- Exercise directions:
Repeat, line for line, the entries printed below.

- The data:

··········

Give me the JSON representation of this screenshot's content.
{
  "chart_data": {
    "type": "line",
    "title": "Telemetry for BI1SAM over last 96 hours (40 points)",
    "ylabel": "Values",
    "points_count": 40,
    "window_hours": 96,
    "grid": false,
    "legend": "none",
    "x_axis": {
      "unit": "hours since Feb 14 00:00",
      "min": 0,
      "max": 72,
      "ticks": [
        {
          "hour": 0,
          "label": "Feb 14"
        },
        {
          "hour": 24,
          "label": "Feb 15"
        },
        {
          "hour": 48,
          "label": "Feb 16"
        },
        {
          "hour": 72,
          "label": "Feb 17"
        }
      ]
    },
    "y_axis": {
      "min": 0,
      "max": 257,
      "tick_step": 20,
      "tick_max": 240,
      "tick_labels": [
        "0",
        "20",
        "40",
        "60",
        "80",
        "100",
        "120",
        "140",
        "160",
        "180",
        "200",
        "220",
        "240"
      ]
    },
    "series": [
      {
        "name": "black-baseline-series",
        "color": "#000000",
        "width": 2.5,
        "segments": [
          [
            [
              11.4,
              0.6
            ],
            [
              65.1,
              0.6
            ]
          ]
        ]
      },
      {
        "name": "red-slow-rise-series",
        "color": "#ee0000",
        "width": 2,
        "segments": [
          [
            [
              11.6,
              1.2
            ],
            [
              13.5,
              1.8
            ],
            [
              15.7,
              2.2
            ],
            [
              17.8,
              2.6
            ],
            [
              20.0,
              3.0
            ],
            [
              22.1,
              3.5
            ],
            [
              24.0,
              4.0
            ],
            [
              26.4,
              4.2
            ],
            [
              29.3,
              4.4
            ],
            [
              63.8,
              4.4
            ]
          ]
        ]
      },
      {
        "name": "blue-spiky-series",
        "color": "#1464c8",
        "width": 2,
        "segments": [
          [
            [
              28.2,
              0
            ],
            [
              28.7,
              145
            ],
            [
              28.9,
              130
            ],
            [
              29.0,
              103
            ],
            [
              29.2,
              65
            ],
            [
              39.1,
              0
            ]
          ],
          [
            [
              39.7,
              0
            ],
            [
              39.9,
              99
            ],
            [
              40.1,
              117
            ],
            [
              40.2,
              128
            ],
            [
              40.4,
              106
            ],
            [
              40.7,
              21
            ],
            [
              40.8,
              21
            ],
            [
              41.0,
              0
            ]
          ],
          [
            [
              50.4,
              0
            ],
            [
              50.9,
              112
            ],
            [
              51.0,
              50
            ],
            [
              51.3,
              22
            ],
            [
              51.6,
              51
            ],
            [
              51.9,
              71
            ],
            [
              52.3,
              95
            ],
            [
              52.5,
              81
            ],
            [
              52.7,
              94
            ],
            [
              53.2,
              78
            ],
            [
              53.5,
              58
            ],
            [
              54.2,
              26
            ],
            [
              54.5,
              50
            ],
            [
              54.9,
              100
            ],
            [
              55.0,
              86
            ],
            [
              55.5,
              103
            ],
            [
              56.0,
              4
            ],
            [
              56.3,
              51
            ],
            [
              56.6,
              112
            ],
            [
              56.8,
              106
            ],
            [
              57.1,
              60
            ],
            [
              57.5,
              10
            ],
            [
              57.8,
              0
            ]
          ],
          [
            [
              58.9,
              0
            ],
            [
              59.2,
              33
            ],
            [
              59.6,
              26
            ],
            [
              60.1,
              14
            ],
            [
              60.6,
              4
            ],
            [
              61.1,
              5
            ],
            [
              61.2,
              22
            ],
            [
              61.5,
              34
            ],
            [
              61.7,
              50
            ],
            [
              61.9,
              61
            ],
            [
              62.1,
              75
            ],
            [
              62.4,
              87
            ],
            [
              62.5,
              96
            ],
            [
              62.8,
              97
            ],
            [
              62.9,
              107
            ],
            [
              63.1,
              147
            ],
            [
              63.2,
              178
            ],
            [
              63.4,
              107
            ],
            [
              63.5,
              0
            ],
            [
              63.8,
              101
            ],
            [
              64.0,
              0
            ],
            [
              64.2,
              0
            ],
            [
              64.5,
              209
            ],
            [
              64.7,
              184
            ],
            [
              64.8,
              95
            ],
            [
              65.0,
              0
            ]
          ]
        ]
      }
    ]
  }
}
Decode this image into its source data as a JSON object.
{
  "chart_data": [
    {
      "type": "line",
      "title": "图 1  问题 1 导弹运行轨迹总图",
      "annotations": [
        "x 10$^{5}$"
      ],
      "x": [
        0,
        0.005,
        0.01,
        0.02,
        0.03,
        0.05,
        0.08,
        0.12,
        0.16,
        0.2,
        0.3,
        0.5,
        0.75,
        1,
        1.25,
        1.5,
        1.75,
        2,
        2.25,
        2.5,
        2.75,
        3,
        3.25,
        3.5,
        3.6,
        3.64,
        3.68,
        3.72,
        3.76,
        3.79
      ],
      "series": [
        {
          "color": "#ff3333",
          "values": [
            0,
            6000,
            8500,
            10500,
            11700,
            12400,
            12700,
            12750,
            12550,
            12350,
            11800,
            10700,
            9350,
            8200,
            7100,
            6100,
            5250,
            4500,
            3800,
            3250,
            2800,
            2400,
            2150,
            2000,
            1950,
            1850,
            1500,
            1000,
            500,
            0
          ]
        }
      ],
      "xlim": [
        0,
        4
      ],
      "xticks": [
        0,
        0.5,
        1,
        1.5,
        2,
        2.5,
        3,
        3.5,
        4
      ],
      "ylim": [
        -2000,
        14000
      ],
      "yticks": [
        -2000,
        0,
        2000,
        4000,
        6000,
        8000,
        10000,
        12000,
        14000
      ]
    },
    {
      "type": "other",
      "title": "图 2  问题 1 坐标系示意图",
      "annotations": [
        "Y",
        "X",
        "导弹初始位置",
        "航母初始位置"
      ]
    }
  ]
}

··········

- The completed task:
Give me the JSON representation of this screenshot's content.
{
  "chart_data": {
    "type": "line",
    "title": "Telemetry for BI1SAM over last 96 hours (40 points)",
    "ylabel": "Values",
    "points_count": 40,
    "window_hours": 96,
    "grid": false,
    "legend": "none",
    "x_axis": {
      "unit": "hours since Feb 14 00:00",
      "min": 0,
      "max": 72,
      "ticks": [
        {
          "hour": 0,
          "label": "Feb 14"
        },
        {
          "hour": 24,
          "label": "Feb 15"
        },
        {
          "hour": 48,
          "label": "Feb 16"
        },
        {
          "hour": 72,
          "label": "Feb 17"
        }
      ]
    },
    "y_axis": {
      "min": 0,
      "max": 257,
      "tick_step": 20,
      "tick_max": 240,
      "tick_labels": [
        "0",
        "20",
        "40",
        "60",
        "80",
        "100",
        "120",
        "140",
        "160",
        "180",
        "200",
        "220",
        "240"
      ]
    },
    "series": [
      {
        "name": "black-baseline-series",
        "color": "#000000",
        "width": 2.5,
        "segments": [
          [
            [
              11.4,
              0.6
            ],
            [
              65.1,
              0.6
            ]
          ]
        ]
      },
      {
        "name": "red-slow-rise-series",
        "color": "#ee0000",
        "width": 2,
        "segments": [
          [
            [
              11.6,
              1.2
            ],
            [
              13.5,
              1.8
            ],
            [
              15.7,
              2.2
            ],
            [
              17.8,
              2.6
            ],
            [
              20.0,
              3.0
            ],
            [
              22.1,
              3.5
            ],
            [
              24.0,
              4.0
            ],
            [
              26.4,
              4.2
            ],
            [
              29.3,
              4.4
            ],
            [
              63.8,
              4.4
            ]
          ]
        ]
      },
      {
        "name": "blue-spiky-series",
        "color": "#1464c8",
        "width": 2,
        "segments": [
          [
            [
              28.2,
              0
            ],
            [
              28.7,
              145
            ],
            [
              28.9,
              130
            ],
            [
              29.0,
              103
            ],
            [
              29.2,
              65
            ],
            [
              39.1,
              0
            ]
          ],
          [
            [
              39.7,
              0
            ],
            [
              39.9,
              99
            ],
            [
              40.1,
              117
            ],
            [
              40.2,
              128
            ],
            [
              40.4,
              106
            ],
            [
              40.7,
              21
            ],
            [
              40.8,
              21
            ],
            [
              41.0,
              0
            ]
          ],
          [
            [
              50.4,
              0
            ],
            [
              50.9,
              112
            ],
            [
              51.0,
              50
            ],
            [
              51.3,
              22
            ],
            [
              51.6,
              51
            ],
            [
              51.9,
              71
            ],
            [
              52.3,
              95
            ],
            [
              52.5,
              81
            ],
            [
              52.7,
              94
            ],
            [
              53.2,
              78
            ],
            [
              53.5,
              58
            ],
            [
              54.2,
              26
            ],
            [
              54.5,
              50
            ],
            [
              54.9,
              100
            ],
            [
              55.0,
              86
            ],
            [
              55.5,
              103
            ],
            [
              56.0,
              4
            ],
            [
              56.3,
              51
            ],
            [
              56.6,
              112
            ],
            [
              56.8,
              106
            ],
            [
              57.1,
              60
            ],
            [
              57.5,
              10
            ],
            [
              57.8,
              0
            ]
          ],
          [
            [
              58.9,
              0
            ],
            [
              59.2,
              33
            ],
            [
              59.6,
              26
            ],
            [
              60.1,
              14
            ],
            [
              60.6,
              4
            ],
            [
              61.1,
              5
            ],
            [
              61.2,
              22
            ],
            [
              61.5,
              34
            ],
            [
              61.7,
              50
            ],
            [
              61.9,
              61
            ],
            [
              62.1,
              75
            ],
            [
              62.4,
              87
            ],
            [
              62.5,
              96
            ],
            [
              62.8,
              97
            ],
            [
              62.9,
              107
            ],
            [
              63.1,
              147
            ],
            [
              63.2,
              178
            ],
            [
              63.4,
              107
            ],
            [
              63.5,
              0
            ],
            [
              63.8,
              101
            ],
            [
              64.0,
              0
            ],
            [
              64.2,
              0
            ],
            [
              64.5,
              209
            ],
            [
              64.7,
              184
            ],
            [
              64.8,
              95
            ],
            [
              65.0,
              0
            ]
          ]
        ]
      }
    ]
  }
}
Decode this image into its source data as a JSON object.
{
  "chart_data": [
    {
      "type": "line",
      "title": "图 1  问题 1 导弹运行轨迹总图",
      "annotations": [
        "x 10$^{5}$"
      ],
      "x": [
        0,
        0.005,
        0.01,
        0.02,
        0.03,
        0.05,
        0.08,
        0.12,
        0.16,
        0.2,
        0.3,
        0.5,
        0.75,
        1,
        1.25,
        1.5,
        1.75,
        2,
        2.25,
        2.5,
        2.75,
        3,
        3.25,
        3.5,
        3.6,
        3.64,
        3.68,
        3.72,
        3.76,
        3.79
      ],
      "series": [
        {
          "color": "#ff3333",
          "values": [
            0,
            6000,
            8500,
            10500,
            11700,
            12400,
            12700,
            12750,
            12550,
            12350,
            11800,
            10700,
            9350,
            8200,
            7100,
            6100,
            5250,
            4500,
            3800,
            3250,
            2800,
            2400,
            2150,
            2000,
            1950,
            1850,
            1500,
            1000,
            500,
            0
          ]
        }
      ],
      "xlim": [
        0,
        4
      ],
      "xticks": [
        0,
        0.5,
        1,
        1.5,
        2,
        2.5,
        3,
        3.5,
        4
      ],
      "ylim": [
        -2000,
        14000
      ],
      "yticks": [
        -2000,
        0,
        2000,
        4000,
        6000,
        8000,
        10000,
        12000,
        14000
      ]
    },
    {
      "type": "other",
      "title": "图 2  问题 1 坐标系示意图",
      "annotations": [
        "Y",
        "X",
        "导弹初始位置",
        "航母初始位置"
      ]
    }
  ]
}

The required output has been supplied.